OBJECTIVE:
Copy out all the data, word for word.

AVAILABLE DATA:

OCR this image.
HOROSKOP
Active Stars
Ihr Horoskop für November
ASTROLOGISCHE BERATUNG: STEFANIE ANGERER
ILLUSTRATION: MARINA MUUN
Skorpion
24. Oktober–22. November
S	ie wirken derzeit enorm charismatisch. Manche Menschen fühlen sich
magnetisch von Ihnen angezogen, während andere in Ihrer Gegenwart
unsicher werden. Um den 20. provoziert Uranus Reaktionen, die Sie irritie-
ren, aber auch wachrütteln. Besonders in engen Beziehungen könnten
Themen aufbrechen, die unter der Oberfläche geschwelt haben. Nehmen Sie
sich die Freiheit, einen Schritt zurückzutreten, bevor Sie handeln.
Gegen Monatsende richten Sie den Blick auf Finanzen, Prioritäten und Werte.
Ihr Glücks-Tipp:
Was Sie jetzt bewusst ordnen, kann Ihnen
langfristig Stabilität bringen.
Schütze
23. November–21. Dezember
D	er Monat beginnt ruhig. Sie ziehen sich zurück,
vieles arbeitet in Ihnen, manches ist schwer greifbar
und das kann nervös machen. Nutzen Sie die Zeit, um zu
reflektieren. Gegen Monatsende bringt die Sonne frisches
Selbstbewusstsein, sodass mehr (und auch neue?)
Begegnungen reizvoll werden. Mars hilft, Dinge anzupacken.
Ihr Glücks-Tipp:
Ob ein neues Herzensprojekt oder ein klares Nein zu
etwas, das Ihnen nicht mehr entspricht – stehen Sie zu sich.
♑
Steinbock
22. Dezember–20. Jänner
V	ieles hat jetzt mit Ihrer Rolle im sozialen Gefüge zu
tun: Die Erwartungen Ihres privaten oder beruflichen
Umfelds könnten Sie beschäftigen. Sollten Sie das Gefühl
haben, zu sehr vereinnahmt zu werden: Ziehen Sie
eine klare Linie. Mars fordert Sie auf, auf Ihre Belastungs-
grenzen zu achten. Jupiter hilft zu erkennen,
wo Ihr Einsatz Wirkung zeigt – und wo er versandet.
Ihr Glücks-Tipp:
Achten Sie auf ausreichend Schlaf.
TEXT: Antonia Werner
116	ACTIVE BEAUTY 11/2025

RESULT:
OCR this image.
HOROSKOP
Active Stars
Ihr Horoskop für November
ASTROLOGISCHE BERATUNG: STEFANIE ANGERER
ILLUSTRATION: MARINA MUUN
Skorpion
24. Oktober–22. November
S	ie wirken derzeit enorm charismatisch. Manche Menschen fühlen sich
magnetisch von Ihnen angezogen, während andere in Ihrer Gegenwart
unsicher werden. Um den 20. provoziert Uranus Reaktionen, die Sie irritie-
ren, aber auch wachrütteln. Besonders in engen Beziehungen könnten
Themen aufbrechen, die unter der Oberfläche geschwelt haben. Nehmen Sie
sich die Freiheit, einen Schritt zurückzutreten, bevor Sie handeln.
Gegen Monatsende richten Sie den Blick auf Finanzen, Prioritäten und Werte.
Ihr Glücks-Tipp:
Was Sie jetzt bewusst ordnen, kann Ihnen
langfristig Stabilität bringen.
Schütze
23. November–21. Dezember
D	er Monat beginnt ruhig. Sie ziehen sich zurück,
vieles arbeitet in Ihnen, manches ist schwer greifbar
und das kann nervös machen. Nutzen Sie die Zeit, um zu
reflektieren. Gegen Monatsende bringt die Sonne frisches
Selbstbewusstsein, sodass mehr (und auch neue?)
Begegnungen reizvoll werden. Mars hilft, Dinge anzupacken.
Ihr Glücks-Tipp:
Ob ein neues Herzensprojekt oder ein klares Nein zu
etwas, das Ihnen nicht mehr entspricht – stehen Sie zu sich.
♑
Steinbock
22. Dezember–20. Jänner
V	ieles hat jetzt mit Ihrer Rolle im sozialen Gefüge zu
tun: Die Erwartungen Ihres privaten oder beruflichen
Umfelds könnten Sie beschäftigen. Sollten Sie das Gefühl
haben, zu sehr vereinnahmt zu werden: Ziehen Sie
eine klare Linie. Mars fordert Sie auf, auf Ihre Belastungs-
grenzen zu achten. Jupiter hilft zu erkennen,
wo Ihr Einsatz Wirkung zeigt – und wo er versandet.
Ihr Glücks-Tipp:
Achten Sie auf ausreichend Schlaf.
TEXT: Antonia Werner
116	ACTIVE BEAUTY 11/2025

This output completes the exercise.